**Dataset records:**
· · · · · · ·

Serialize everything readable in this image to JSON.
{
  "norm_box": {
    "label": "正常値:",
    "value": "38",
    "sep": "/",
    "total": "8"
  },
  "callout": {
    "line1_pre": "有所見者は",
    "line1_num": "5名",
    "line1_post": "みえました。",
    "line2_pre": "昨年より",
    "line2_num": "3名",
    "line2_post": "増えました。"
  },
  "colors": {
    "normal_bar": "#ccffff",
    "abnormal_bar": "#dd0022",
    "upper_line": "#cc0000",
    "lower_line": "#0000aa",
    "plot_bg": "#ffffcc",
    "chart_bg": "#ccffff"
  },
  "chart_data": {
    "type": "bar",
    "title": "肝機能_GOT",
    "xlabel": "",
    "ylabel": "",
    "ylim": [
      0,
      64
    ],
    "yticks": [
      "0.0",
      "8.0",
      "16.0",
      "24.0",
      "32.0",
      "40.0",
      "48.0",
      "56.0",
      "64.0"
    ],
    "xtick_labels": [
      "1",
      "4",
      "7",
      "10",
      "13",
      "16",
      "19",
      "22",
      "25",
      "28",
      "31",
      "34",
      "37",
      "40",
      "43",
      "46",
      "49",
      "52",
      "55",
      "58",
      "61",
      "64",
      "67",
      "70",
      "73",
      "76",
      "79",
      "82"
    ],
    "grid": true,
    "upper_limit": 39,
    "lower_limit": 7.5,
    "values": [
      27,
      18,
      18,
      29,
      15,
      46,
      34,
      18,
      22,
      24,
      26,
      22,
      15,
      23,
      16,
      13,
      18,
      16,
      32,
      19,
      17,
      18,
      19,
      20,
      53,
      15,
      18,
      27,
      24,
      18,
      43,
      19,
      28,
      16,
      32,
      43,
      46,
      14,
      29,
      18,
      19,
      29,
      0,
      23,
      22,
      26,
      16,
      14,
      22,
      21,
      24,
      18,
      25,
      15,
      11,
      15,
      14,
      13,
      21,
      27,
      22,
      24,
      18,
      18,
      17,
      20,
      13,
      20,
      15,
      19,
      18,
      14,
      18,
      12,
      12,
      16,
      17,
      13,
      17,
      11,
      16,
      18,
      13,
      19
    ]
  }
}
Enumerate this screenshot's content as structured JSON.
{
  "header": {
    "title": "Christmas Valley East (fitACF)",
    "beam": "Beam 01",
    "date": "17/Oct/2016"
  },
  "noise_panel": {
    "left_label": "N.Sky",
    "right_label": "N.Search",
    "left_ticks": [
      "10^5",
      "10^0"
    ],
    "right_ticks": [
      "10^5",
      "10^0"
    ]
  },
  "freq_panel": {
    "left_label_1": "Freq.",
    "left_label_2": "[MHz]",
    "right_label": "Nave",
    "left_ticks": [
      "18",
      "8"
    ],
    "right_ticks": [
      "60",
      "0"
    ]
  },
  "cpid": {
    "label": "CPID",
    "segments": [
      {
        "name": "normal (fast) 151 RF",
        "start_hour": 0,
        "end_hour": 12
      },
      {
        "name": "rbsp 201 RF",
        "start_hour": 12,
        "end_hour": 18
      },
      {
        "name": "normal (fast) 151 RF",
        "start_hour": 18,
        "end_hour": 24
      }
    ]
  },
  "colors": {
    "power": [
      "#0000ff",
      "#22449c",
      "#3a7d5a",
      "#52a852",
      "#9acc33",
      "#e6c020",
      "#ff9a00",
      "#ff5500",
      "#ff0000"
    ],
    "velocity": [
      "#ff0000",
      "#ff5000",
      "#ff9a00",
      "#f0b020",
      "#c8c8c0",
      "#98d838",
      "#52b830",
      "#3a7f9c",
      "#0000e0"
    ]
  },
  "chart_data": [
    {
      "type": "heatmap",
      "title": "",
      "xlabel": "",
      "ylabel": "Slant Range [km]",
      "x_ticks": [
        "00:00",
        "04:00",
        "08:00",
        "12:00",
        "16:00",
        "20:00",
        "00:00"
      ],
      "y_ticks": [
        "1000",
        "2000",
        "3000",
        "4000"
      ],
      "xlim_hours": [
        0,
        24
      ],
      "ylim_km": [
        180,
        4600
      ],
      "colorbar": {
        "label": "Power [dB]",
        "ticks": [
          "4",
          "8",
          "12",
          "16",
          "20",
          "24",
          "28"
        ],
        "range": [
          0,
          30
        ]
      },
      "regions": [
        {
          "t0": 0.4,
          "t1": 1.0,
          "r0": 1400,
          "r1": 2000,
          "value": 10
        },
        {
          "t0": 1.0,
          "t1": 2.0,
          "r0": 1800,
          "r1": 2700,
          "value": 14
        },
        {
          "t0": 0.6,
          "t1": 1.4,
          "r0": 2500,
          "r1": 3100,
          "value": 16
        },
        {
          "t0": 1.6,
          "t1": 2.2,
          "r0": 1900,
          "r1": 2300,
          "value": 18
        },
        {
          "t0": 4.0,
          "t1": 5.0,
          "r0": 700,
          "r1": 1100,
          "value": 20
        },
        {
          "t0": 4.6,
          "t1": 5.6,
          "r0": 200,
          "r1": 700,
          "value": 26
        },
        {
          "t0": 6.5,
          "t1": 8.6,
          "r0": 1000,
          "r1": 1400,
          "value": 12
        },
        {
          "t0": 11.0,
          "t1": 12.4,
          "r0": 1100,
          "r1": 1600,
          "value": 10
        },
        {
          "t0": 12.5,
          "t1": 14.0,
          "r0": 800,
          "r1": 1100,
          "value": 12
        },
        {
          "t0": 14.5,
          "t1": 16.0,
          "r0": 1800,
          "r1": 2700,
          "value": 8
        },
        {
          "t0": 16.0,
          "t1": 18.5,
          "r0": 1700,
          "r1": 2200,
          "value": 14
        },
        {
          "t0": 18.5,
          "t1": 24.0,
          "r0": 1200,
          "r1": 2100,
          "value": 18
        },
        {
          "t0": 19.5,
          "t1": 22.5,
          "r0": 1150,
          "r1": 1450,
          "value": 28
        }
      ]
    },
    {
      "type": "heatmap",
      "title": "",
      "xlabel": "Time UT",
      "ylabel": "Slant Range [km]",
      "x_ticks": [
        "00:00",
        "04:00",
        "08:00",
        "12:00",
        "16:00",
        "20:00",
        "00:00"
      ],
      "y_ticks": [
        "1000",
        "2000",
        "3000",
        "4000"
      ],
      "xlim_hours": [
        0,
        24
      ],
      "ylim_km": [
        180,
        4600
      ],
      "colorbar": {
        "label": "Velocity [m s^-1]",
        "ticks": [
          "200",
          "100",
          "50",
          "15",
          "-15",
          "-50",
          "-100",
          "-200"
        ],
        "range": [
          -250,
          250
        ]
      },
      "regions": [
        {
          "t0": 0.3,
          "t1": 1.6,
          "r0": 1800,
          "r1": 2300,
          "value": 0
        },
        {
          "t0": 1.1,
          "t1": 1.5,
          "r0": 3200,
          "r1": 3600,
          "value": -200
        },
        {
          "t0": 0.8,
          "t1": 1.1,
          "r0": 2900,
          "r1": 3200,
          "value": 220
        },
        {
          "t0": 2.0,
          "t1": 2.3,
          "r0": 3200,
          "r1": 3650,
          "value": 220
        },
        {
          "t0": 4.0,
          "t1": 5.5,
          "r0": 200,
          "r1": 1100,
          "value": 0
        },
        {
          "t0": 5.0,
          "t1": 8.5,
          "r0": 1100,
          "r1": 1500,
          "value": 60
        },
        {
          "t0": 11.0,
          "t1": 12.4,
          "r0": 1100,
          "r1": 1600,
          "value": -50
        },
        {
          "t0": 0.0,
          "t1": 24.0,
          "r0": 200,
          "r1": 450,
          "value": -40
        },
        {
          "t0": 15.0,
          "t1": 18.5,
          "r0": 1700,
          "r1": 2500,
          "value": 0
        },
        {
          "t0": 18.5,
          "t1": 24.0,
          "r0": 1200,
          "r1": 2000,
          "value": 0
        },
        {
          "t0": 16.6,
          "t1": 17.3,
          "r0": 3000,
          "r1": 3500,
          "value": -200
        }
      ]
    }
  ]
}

· · · · · · ·

**What to do:** Of the lines above, copy each that contains "JSON".

**Problem solution:**
Serialize everything readable in this image to JSON.
Enumerate this screenshot's content as structured JSON.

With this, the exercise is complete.